──────── Input material ────────

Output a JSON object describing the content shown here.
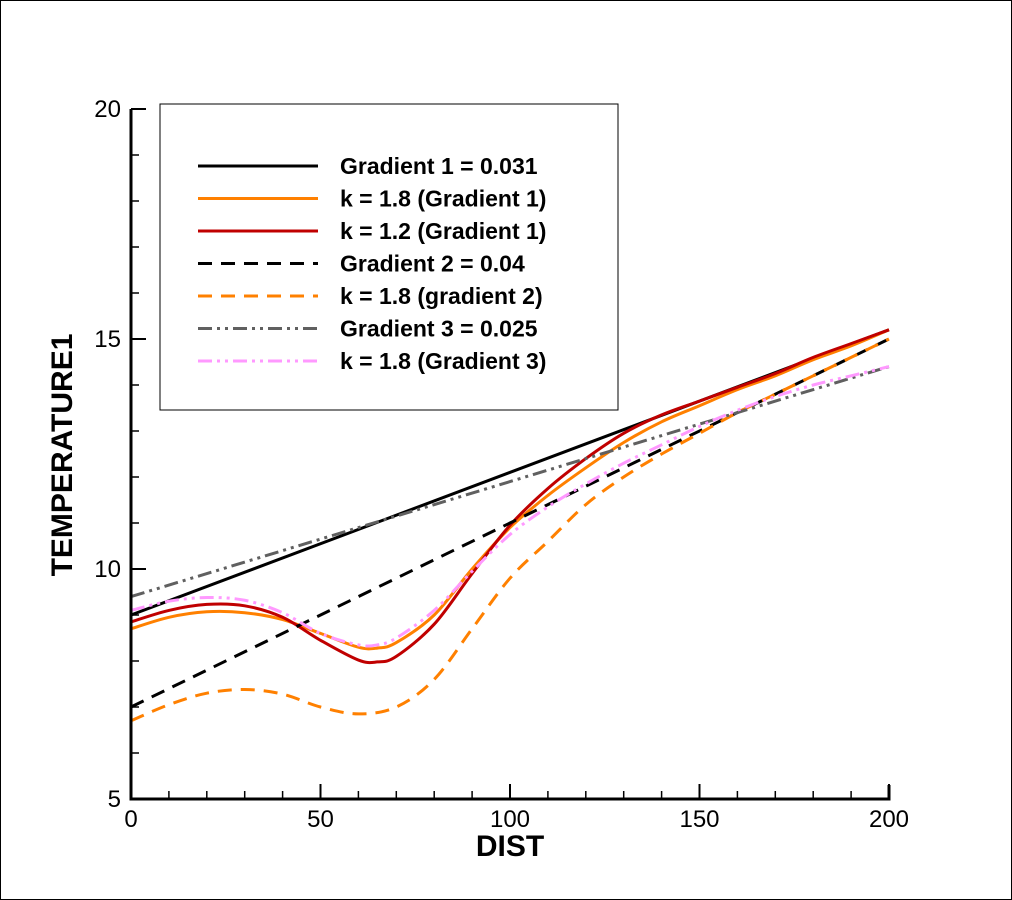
{
  "chart_data": {
    "type": "line",
    "xlabel": "DIST",
    "ylabel": "TEMPERATURE1",
    "xlim": [
      0,
      200
    ],
    "ylim": [
      5,
      20
    ],
    "xticks": [
      0,
      50,
      100,
      150,
      200
    ],
    "yticks": [
      5,
      10,
      15,
      20
    ],
    "x_minor_step": 10,
    "y_minor_step": 1,
    "legend_position": "top-left",
    "series": [
      {
        "name": "Gradient 1 = 0.031",
        "color": "#000000",
        "dash": "solid",
        "x": [
          0,
          200
        ],
        "y": [
          9.0,
          15.2
        ]
      },
      {
        "name": "k = 1.8 (Gradient 1)",
        "color": "#ff8000",
        "dash": "solid",
        "x": [
          0,
          10,
          20,
          30,
          40,
          50,
          60,
          65,
          70,
          80,
          90,
          100,
          110,
          120,
          130,
          140,
          150,
          160,
          170,
          180,
          190,
          200
        ],
        "y": [
          8.7,
          8.95,
          9.07,
          9.05,
          8.9,
          8.6,
          8.3,
          8.28,
          8.4,
          9.0,
          10.0,
          10.9,
          11.6,
          12.2,
          12.75,
          13.2,
          13.55,
          13.9,
          14.2,
          14.55,
          14.85,
          15.2
        ]
      },
      {
        "name": "k = 1.2 (Gradient 1)",
        "color": "#c00000",
        "dash": "solid",
        "x": [
          0,
          10,
          20,
          30,
          40,
          50,
          60,
          65,
          70,
          80,
          90,
          100,
          110,
          120,
          130,
          140,
          150,
          160,
          170,
          180,
          190,
          200
        ],
        "y": [
          8.85,
          9.1,
          9.23,
          9.2,
          8.95,
          8.45,
          8.02,
          7.98,
          8.1,
          8.8,
          9.9,
          10.95,
          11.75,
          12.4,
          12.95,
          13.35,
          13.65,
          13.95,
          14.25,
          14.6,
          14.9,
          15.2
        ]
      },
      {
        "name": "Gradient 2 = 0.04",
        "color": "#000000",
        "dash": "dashed",
        "x": [
          0,
          200
        ],
        "y": [
          7.0,
          15.0
        ]
      },
      {
        "name": "k = 1.8 (gradient 2)",
        "color": "#ff8000",
        "dash": "dashed",
        "x": [
          0,
          10,
          20,
          30,
          40,
          50,
          60,
          70,
          80,
          90,
          100,
          110,
          120,
          130,
          140,
          150,
          160,
          170,
          180,
          190,
          200
        ],
        "y": [
          6.7,
          7.05,
          7.3,
          7.38,
          7.28,
          7.0,
          6.85,
          7.0,
          7.6,
          8.7,
          9.8,
          10.6,
          11.4,
          12.0,
          12.5,
          12.95,
          13.4,
          13.8,
          14.2,
          14.6,
          15.0
        ]
      },
      {
        "name": "Gradient 3 = 0.025",
        "color": "#606060",
        "dash": "dashdotdot",
        "x": [
          0,
          200
        ],
        "y": [
          9.4,
          14.4
        ]
      },
      {
        "name": "k = 1.8 (Gradient 3)",
        "color": "#ff99ff",
        "dash": "dashdotdot",
        "x": [
          0,
          10,
          20,
          30,
          40,
          50,
          60,
          65,
          70,
          80,
          90,
          100,
          110,
          120,
          130,
          140,
          150,
          160,
          170,
          180,
          190,
          200
        ],
        "y": [
          9.1,
          9.3,
          9.38,
          9.32,
          9.05,
          8.6,
          8.35,
          8.35,
          8.5,
          9.1,
          9.95,
          10.75,
          11.35,
          11.85,
          12.3,
          12.7,
          13.1,
          13.45,
          13.75,
          14.0,
          14.2,
          14.4
        ]
      }
    ]
  }
}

────────

For the entries shown above, give the number of lines that include the word "name", without any other text.

7